Dataset items:
"""

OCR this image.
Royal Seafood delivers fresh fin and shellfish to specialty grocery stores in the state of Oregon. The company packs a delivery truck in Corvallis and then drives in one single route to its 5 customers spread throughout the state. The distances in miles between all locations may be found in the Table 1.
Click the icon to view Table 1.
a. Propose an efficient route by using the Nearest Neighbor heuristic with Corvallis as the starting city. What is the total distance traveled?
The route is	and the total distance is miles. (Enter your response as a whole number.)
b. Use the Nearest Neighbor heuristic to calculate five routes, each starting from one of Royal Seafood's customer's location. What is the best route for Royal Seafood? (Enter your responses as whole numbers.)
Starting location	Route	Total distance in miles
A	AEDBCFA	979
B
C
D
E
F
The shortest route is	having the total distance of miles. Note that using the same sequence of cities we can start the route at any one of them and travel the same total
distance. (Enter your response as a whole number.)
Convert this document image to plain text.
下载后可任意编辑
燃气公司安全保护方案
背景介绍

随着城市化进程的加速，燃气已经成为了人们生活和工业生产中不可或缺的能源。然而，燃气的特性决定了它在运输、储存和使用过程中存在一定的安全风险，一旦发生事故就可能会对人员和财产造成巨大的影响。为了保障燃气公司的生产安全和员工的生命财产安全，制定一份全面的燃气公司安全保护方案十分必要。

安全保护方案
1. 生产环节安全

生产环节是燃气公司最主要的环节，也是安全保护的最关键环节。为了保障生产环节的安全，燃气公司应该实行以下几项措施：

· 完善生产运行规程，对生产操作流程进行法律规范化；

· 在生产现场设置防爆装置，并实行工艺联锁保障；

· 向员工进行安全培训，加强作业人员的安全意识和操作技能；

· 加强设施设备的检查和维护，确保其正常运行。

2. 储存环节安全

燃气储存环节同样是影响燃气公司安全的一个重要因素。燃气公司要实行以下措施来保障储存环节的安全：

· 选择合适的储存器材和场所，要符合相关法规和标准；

"""

AIM: Only the lines from the one containing "Convert this document image to plain text." to the end of the listing belong in the output, each reproduced exactly.

RESPONSE TO THE TASK:
Convert this document image to plain text.
下载后可任意编辑
燃气公司安全保护方案
背景介绍

随着城市化进程的加速，燃气已经成为了人们生活和工业生产中不可或缺的能源。然而，燃气的特性决定了它在运输、储存和使用过程中存在一定的安全风险，一旦发生事故就可能会对人员和财产造成巨大的影响。为了保障燃气公司的生产安全和员工的生命财产安全，制定一份全面的燃气公司安全保护方案十分必要。

安全保护方案
1. 生产环节安全

生产环节是燃气公司最主要的环节，也是安全保护的最关键环节。为了保障生产环节的安全，燃气公司应该实行以下几项措施：

· 完善生产运行规程，对生产操作流程进行法律规范化；

· 在生产现场设置防爆装置，并实行工艺联锁保障；

· 向员工进行安全培训，加强作业人员的安全意识和操作技能；

· 加强设施设备的检查和维护，确保其正常运行。

2. 储存环节安全

燃气储存环节同样是影响燃气公司安全的一个重要因素。燃气公司要实行以下措施来保障储存环节的安全：

· 选择合适的储存器材和场所，要符合相关法规和标准；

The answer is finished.